▶ [SOAL LATIHAN 1] Menurut artikel tentang penerapan syariat Islam di Bulukumba, siapa yang justru sanggup menjalankan dan mendukung perda-perda bernuansa syariah di sana?
▶ [SOAL LATIHAN 2] Teruskan artikel tentang penerapan syariat Islam di Bulukumba, mulai dari sesudah kutipan Q.S. Al-Ahzab/33:36.

▶ [DOKUMEN SUMBER]
**********

Jumat, 21 Agustus 2009

Penerapan Syari’at Islam Di Desa Padang Bulukumba Sulawesi Selatan (1-bersambung)

Penerapan Syari’at Islam Di Desa Padang Bulukumba Sulawesi Selatan

Oleh: Lukman Ma’sa


Geliat pemberlakuan perda-perda bernuansa syari'ah memang telah bermunculan di berbagai daerah di Nusantara. Kesadaran akan pentingnya menjadikan Islam sebagai sistem yang mengatur kehidupan manusia lambat laun menemukan partisipannya.

Meski hal itu tidaklah mudah untuk diwujudkan, mengingat banyak arus-arus pemikiran yang justru bertentangan dengan keyakinan tersebut, kaum muslimin yang komit terhadap ajarannya terus berupaya untuk mewujudkannya.

Salah satu wilayah yang setidaknya memiliki unsur-unsur perda syari'at (meski tidak sempurna) adalah Bulukumba.

Salah satu wilayah di Sulawesi Selatan ini bisa dijadikan satu dari beberapa data peta da'wah bagi para da'i mengingat pemberlakuan perda-perda bernuansa syari'ah tersebut justeru sanggup dijalankan dan didukung oleh elemen partai besar yang tidak berasaskan Islam. Artinya, sesungguhnya syari'at Islam dapat diterima di masyarakat tak hanya dalam komunitas muslim saja.


Pendahuluan

Menegakkan Syari’at Islam dalam kehidupan sehari-hari adalah sesuatu yang harus dilaksanakan karena demikianlah yang diperintahkan Allah kepada setiap muslim baik laki-laki maupun perempuan.

Allah berfirman dalam al-Qur’an yang artinya:“Dan tidaklah patut bagi laki-laki yang mu’min dan tidak (pula) bagi perempuan yang mu’min, apabila Allah dan rasul-Nya telah menetapkan suatu ketetapan, akan ada bagi mereka pilihan (yang lain), tentang urusan mereka...”(Q.S. Al-ahzab/33:36).

**********

▶ [BARIS YANG DITAMPILKAN]
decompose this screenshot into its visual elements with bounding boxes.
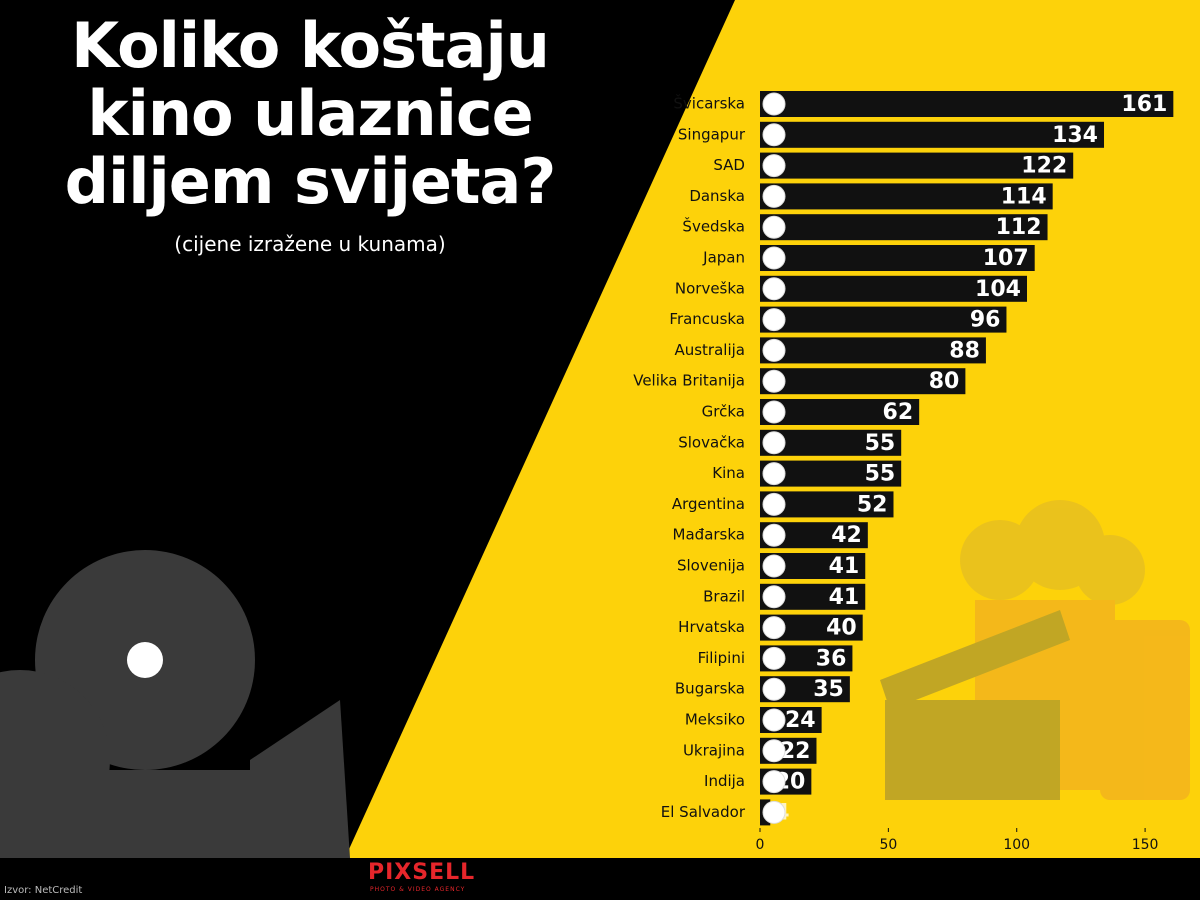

**********

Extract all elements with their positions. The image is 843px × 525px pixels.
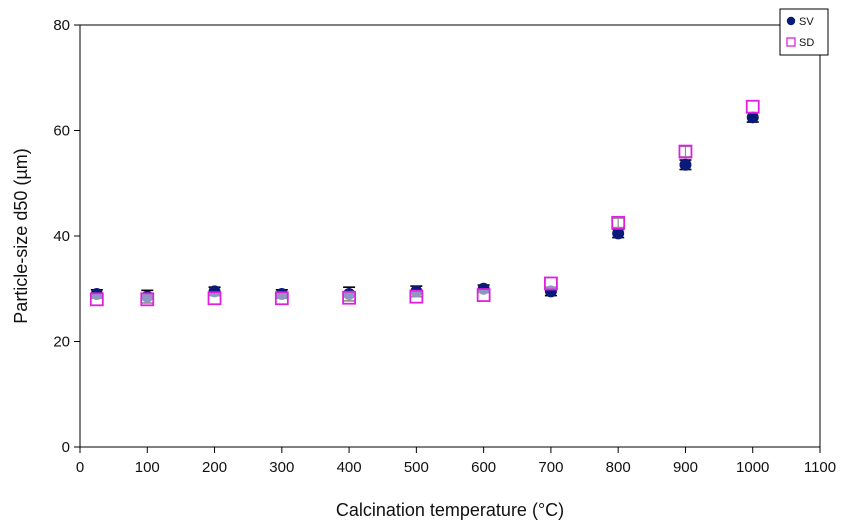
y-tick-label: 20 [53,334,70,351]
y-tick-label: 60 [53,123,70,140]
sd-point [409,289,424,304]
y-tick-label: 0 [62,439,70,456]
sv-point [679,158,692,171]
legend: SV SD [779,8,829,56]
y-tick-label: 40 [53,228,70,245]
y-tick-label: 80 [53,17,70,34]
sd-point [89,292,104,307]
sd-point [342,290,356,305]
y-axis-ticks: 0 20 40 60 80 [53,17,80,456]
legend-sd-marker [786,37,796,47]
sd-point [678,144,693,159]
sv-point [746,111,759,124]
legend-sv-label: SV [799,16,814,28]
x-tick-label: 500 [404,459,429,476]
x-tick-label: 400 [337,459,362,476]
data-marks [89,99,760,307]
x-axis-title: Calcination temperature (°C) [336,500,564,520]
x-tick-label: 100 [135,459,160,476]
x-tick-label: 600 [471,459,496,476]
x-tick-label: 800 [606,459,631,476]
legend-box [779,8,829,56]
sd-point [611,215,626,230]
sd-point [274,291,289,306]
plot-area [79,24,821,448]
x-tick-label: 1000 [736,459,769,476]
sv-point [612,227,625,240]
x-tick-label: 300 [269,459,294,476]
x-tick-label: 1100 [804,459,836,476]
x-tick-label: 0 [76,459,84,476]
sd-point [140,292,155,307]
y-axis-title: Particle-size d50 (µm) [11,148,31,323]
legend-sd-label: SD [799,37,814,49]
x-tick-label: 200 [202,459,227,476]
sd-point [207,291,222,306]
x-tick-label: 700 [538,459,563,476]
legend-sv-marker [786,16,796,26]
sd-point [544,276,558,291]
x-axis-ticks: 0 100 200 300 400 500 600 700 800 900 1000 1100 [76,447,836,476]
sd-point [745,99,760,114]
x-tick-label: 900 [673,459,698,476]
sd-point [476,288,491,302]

**********

▶ [JAWABAN 1] Elemen partai besar yang tidak berasaskan Islam.

▶ [JAWABAN 2]
Demikian pula Rasulullah saw jauh hari telah mengingatkan kita akan wajibnya berhukum hanya kepada apa yang beliau bawa sebagaimana sabdanya:
لاَيُؤمِنُ اَحَدُ كُم حَتَّى يَتَّبِعُ هَوَاهُ لِمَاجِئتُ بِهِ.

Artinya: “Salah seorang diantara kamu tidak beriman sebelum hawa nafsunya mengikuti apa yang aku bawa”.

Di sini sangat jelas bahwa iman seseorang tidak sempurna kecuali jika beriman kepada Allah, rela kepada keputusannya dalam masalah kecil maupun besar, berhukum kepada syari’at-Nya dalam segala masalah, baik yang berkaitan jiwa, harta, dan kehormatan.

Selain ayat-ayat, hadits, dan keterangan ulama di atas masih banyak ayat lain yang memerintahkan umat Islam agar menjalankan Syari’at Islam, menegakkannya di muka bumi ini dan menjadikannya sebagai sumber hukum. Maka dari sini penerapan Syariat Islam bagi umat Islam merupakan sesuatu yang mendesak untuk segera dilaksanakan.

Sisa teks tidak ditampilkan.